[Stored data entries]

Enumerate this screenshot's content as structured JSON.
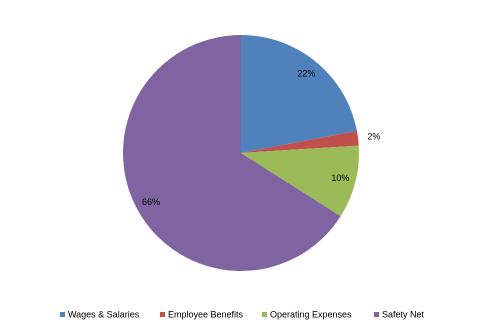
{
  "chart_data": {
    "type": "pie",
    "categories": [
      "Wages & Salaries",
      "Employee Benefits",
      "Operating Expenses",
      "Safety Net"
    ],
    "values": [
      22,
      2,
      10,
      66
    ],
    "value_labels": [
      "22%",
      "2%",
      "10%",
      "66%"
    ],
    "colors": [
      "#4f81bd",
      "#c0504d",
      "#9bbb59",
      "#8064a2"
    ],
    "legend": "bottom"
  }
}
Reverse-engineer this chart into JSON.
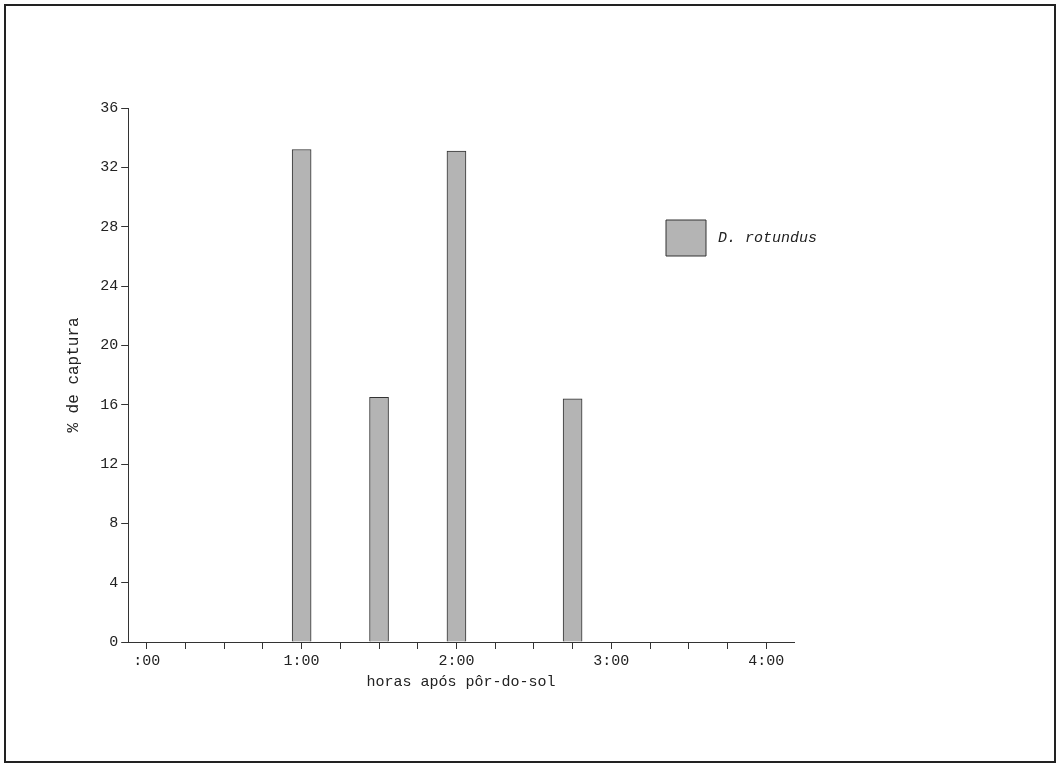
{
  "chart_data": {
    "type": "bar",
    "xlabel": "horas após pôr-do-sol",
    "ylabel": "% de captura",
    "x": [
      1,
      1.5,
      2,
      2.75
    ],
    "series": [
      {
        "name": "D. rotundus",
        "color": "#b4b4b4",
        "values": [
          33.2,
          16.5,
          33.1,
          16.4
        ]
      }
    ],
    "xlim": [
      -0.12,
      4.18
    ],
    "xticks": [
      {
        "value": 0,
        "label": ":00"
      },
      {
        "value": 0.25,
        "label": null
      },
      {
        "value": 0.5,
        "label": null
      },
      {
        "value": 0.75,
        "label": null
      },
      {
        "value": 1,
        "label": "1:00"
      },
      {
        "value": 1.25,
        "label": null
      },
      {
        "value": 1.5,
        "label": null
      },
      {
        "value": 1.75,
        "label": null
      },
      {
        "value": 2,
        "label": "2:00"
      },
      {
        "value": 2.25,
        "label": null
      },
      {
        "value": 2.5,
        "label": null
      },
      {
        "value": 2.75,
        "label": null
      },
      {
        "value": 3,
        "label": "3:00"
      },
      {
        "value": 3.25,
        "label": null
      },
      {
        "value": 3.5,
        "label": null
      },
      {
        "value": 3.75,
        "label": null
      },
      {
        "value": 4,
        "label": "4:00"
      }
    ],
    "ylim": [
      0,
      36
    ],
    "yticks": [
      0,
      4,
      8,
      12,
      16,
      20,
      24,
      28,
      32,
      36
    ],
    "grid": false,
    "legend": "top right"
  }
}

• TASK DETAILS:
Write out the material above once more, exactly as it reads, with no pictures.

• REPLY TO THE EXERCISE:
Enumerate this screenshot's content as structured JSON.
{
  "chart_data": {
    "type": "pie",
    "categories": [
      "Wages & Salaries",
      "Employee Benefits",
      "Operating Expenses",
      "Safety Net"
    ],
    "values": [
      22,
      2,
      10,
      66
    ],
    "value_labels": [
      "22%",
      "2%",
      "10%",
      "66%"
    ],
    "colors": [
      "#4f81bd",
      "#c0504d",
      "#9bbb59",
      "#8064a2"
    ],
    "legend": "bottom"
  }
}
Reverse-engineer this chart into JSON.
{
  "chart_data": {
    "type": "bar",
    "xlabel": "horas após pôr-do-sol",
    "ylabel": "% de captura",
    "x": [
      1,
      1.5,
      2,
      2.75
    ],
    "series": [
      {
        "name": "D. rotundus",
        "color": "#b4b4b4",
        "values": [
          33.2,
          16.5,
          33.1,
          16.4
        ]
      }
    ],
    "xlim": [
      -0.12,
      4.18
    ],
    "xticks": [
      {
        "value": 0,
        "label": ":00"
      },
      {
        "value": 0.25,
        "label": null
      },
      {
        "value": 0.5,
        "label": null
      },
      {
        "value": 0.75,
        "label": null
      },
      {
        "value": 1,
        "label": "1:00"
      },
      {
        "value": 1.25,
        "label": null
      },
      {
        "value": 1.5,
        "label": null
      },
      {
        "value": 1.75,
        "label": null
      },
      {
        "value": 2,
        "label": "2:00"
      },
      {
        "value": 2.25,
        "label": null
      },
      {
        "value": 2.5,
        "label": null
      },
      {
        "value": 2.75,
        "label": null
      },
      {
        "value": 3,
        "label": "3:00"
      },
      {
        "value": 3.25,
        "label": null
      },
      {
        "value": 3.5,
        "label": null
      },
      {
        "value": 3.75,
        "label": null
      },
      {
        "value": 4,
        "label": "4:00"
      }
    ],
    "ylim": [
      0,
      36
    ],
    "yticks": [
      0,
      4,
      8,
      12,
      16,
      20,
      24,
      28,
      32,
      36
    ],
    "grid": false,
    "legend": "top right"
  }
}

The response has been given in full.